§ Reading passage
****
Machine Learning Sports Betting on the NBA Season (Before the Bubble)
This is a supervised learning model that utilized a large statistical dataset to predict NBA games and placed hypothetical bets on them. The stats have been gathered from basketball-reference using the sportsreference API. The full notebook can be found here.
The NBA is the most rapidly changing American sport with the transition to prioritizing 3-point shooting and playing at a much faster pace than before. For this reason, the data from seasons further past start to hurt the model’s performance. The key insight I discovered in order to increase its accuracy was to use a rolling average of the previous 3 games for each statistical category and only train the model on the previous 2 seasons.
Lets get right to the good stuff. This is how the model performed:
After losing $1400 in the first few weeks, the model rebounded immediately to its highest point of $1776 only a few weeks later, and then starts to fluctuate at a more reasonable pace. I’m happy with the results, having profited $1400, but the model is more volatile than I’d prefer. There are a few tweaks we can make in the future that might help minimize this risk.
Firstly, I found my odds data from this site. While most matchups pass the eye test for the better team being favored, I haven’t vetted the odds against other Vegas data.
Secondly, the model bets on every single game instead of identifying potentially favorable bets. I foresee this as a change that could increase its profitability the most because we’re sometimes risking $100 to make ~$2 for heavy favorites. For example:
And these are some of the dumb bets that we lost. For reference, the first row would have been a $3 profit, but we lost $100.
But we did recoup those losses with upsets. Here are the model’s biggest upset picks! I’d like to thank the Memphis Grizzlies for the $1100.
Here’s how each team performed for us:
Let’s start from the beginning. Our machine learning model can only be as good as the dataset available to us, one of the reasons why I love to use sports data so much. This domain has some of the best data keeping, dating back further than most industries.
****
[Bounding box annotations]
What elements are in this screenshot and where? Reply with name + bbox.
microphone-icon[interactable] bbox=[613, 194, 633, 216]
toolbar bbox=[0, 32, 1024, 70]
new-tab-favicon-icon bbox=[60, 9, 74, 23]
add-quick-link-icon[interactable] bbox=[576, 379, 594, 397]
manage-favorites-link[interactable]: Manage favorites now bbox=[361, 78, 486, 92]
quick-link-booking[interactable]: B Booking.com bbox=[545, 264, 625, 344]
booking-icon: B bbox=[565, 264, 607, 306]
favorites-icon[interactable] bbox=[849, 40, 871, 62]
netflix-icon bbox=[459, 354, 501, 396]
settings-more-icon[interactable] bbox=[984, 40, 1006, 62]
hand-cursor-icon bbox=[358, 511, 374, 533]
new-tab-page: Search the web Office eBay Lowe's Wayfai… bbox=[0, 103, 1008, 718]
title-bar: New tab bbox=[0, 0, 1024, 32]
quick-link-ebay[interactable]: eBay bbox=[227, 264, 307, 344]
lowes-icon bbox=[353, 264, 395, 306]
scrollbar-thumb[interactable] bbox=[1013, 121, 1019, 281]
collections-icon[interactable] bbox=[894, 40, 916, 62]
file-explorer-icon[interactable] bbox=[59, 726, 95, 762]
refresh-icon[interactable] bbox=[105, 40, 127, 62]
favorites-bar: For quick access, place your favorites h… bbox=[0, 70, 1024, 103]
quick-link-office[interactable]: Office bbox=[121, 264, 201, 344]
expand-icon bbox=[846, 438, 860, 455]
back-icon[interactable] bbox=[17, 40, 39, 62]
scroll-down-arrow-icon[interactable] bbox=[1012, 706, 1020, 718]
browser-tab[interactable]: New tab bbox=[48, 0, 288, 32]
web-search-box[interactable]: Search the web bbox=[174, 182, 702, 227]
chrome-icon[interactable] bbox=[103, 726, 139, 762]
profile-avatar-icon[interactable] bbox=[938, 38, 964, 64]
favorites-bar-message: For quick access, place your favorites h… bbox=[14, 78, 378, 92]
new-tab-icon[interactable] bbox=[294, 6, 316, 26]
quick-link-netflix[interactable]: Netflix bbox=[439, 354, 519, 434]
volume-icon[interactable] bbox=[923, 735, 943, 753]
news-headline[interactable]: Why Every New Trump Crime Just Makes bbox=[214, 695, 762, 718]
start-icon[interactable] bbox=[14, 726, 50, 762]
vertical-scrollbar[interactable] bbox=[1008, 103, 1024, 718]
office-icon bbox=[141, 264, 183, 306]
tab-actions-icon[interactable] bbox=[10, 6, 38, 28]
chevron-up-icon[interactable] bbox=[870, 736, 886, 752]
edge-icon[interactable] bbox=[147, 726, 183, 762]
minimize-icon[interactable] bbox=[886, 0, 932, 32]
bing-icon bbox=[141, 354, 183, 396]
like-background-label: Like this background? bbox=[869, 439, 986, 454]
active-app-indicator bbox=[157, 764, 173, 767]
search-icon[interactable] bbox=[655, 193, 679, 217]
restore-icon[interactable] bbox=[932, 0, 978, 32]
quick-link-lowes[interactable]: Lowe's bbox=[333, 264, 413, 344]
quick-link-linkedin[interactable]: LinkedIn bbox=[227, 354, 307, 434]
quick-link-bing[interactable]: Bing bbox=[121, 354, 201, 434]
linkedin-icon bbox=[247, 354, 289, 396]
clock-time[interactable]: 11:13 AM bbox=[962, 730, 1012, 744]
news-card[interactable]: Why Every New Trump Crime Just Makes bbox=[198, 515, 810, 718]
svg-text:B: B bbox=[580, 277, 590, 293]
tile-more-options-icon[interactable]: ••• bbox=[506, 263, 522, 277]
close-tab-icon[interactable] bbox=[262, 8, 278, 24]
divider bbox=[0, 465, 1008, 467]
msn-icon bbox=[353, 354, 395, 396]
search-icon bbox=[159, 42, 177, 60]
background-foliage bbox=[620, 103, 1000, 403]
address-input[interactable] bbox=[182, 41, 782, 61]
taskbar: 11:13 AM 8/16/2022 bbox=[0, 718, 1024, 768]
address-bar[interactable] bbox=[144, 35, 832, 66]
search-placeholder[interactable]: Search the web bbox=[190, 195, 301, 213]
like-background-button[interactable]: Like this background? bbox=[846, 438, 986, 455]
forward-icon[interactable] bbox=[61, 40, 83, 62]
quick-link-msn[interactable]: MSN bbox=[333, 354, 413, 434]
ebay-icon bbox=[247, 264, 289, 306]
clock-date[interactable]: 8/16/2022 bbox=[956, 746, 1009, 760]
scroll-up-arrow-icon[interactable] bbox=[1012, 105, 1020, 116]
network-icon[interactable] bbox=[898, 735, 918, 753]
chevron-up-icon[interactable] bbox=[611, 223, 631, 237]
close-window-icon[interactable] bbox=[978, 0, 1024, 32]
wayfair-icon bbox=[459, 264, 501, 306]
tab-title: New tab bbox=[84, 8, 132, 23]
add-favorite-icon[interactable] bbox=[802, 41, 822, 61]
****
§ Prompt 1
Extract the part of the NBA betting article between "Lets get right" and "minimize this risk.", inclusive.
§ Prompt 2
Decide whether each statement agrees with the NBA betting article, answering yes or no and quoting the words that settle it: (a) The stats were gathered from basketball-reference through the sportsreference API. (b) The model bets only on games it identifies as favorable. (c) The model is trained on the previous five seasons.
§ Prompt 3
Write what comes next in the NBA betting article, picking up after its last sentence.
These records come from a separate source.

§ Written response 1
Lets get right to the good stuff. This is how the model performed:
After losing $1400 in the first few weeks, the model rebounded immediately to its highest point of $1776 only a few weeks later, and then starts to fluctuate at a more reasonable pace. I’m happy with the results, having profited $1400, but the model is more volatile than I’d prefer. There are a few tweaks we can make in the future that might help minimize this risk.

§ Written response 2
(a) Yes: "The stats have been gathered from basketball-reference using the sportsreference API."
(b) No: "the model bets on every single game instead of identifying potentially favorable bets."
(c) No: "only train the model on the previous 2 seasons."

§ Written response 3
Approach to the Problem
Our goal is to predict NBA games and place informed bets on them. There’s 2 facets to the data that we need: (1) historical statistical data for the games and (2) Vegas odds data.
For the first component, basketball-reference is the authoritative resource, alongside the official NBA stats page. I used the sportsreference API to take every stat from every box score for as many past seasons as I like and put that data into a pandas dataframe. There are over 70 potential statistical features to utilize for prediction.
I found the odds data at sportsbookreviewsonline. I’m not certain exactly how accurate these odds data are, but they pass every sanity check I’ve made where the clearly better team is always favored. Here’s another simple check — the below table shows the top 10 positive correlations to a home win:
The home and away odds are on opposite sides of the correlation spectrum and line up with the proper team winning so our data pass another eye test.
The next step is to decide which statistics — aka features — we’ll include in our prediction model. One point of concern is that there is a high level of multicollinearity among the features, meaning they are very interconnected and are not stand alone independent variables. This means that we won’t have much explanatory power in our model to inform us of which feature is the most important for winning, but we’ll still be able to make powerful predictions. Below is the heatmap for the correlations among each feature.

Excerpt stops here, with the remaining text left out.